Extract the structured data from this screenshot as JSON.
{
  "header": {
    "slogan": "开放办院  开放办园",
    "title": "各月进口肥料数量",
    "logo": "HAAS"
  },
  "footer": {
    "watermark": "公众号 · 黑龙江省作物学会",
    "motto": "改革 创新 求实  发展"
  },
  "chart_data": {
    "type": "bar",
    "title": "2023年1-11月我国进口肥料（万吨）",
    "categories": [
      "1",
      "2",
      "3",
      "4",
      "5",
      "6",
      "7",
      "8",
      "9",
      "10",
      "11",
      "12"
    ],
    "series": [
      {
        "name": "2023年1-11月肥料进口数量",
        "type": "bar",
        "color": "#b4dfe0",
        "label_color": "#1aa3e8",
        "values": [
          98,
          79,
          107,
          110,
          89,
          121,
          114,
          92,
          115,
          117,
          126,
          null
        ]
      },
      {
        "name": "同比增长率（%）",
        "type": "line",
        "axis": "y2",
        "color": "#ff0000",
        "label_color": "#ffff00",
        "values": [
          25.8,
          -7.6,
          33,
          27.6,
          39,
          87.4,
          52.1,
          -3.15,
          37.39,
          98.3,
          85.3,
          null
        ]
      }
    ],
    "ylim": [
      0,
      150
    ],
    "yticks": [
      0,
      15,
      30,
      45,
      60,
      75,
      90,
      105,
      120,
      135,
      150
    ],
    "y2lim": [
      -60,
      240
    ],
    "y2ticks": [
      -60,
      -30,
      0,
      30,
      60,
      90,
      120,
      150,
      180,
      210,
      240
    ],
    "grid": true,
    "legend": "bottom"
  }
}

» THE REQUEST: Each line of the material should be echoed exactly.

» EXERCISE OUTPUT:
Extract the structured data from this screenshot as JSON.
{
  "header": {
    "slogan": "开放办院  开放办园",
    "title": "各月进口肥料数量",
    "logo": "HAAS"
  },
  "footer": {
    "watermark": "公众号 · 黑龙江省作物学会",
    "motto": "改革 创新 求实  发展"
  },
  "chart_data": {
    "type": "bar",
    "title": "2023年1-11月我国进口肥料（万吨）",
    "categories": [
      "1",
      "2",
      "3",
      "4",
      "5",
      "6",
      "7",
      "8",
      "9",
      "10",
      "11",
      "12"
    ],
    "series": [
      {
        "name": "2023年1-11月肥料进口数量",
        "type": "bar",
        "color": "#b4dfe0",
        "label_color": "#1aa3e8",
        "values": [
          98,
          79,
          107,
          110,
          89,
          121,
          114,
          92,
          115,
          117,
          126,
          null
        ]
      },
      {
        "name": "同比增长率（%）",
        "type": "line",
        "axis": "y2",
        "color": "#ff0000",
        "label_color": "#ffff00",
        "values": [
          25.8,
          -7.6,
          33,
          27.6,
          39,
          87.4,
          52.1,
          -3.15,
          37.39,
          98.3,
          85.3,
          null
        ]
      }
    ],
    "ylim": [
      0,
      150
    ],
    "yticks": [
      0,
      15,
      30,
      45,
      60,
      75,
      90,
      105,
      120,
      135,
      150
    ],
    "y2lim": [
      -60,
      240
    ],
    "y2ticks": [
      -60,
      -30,
      0,
      30,
      60,
      90,
      120,
      150,
      180,
      210,
      240
    ],
    "grid": true,
    "legend": "bottom"
  }
}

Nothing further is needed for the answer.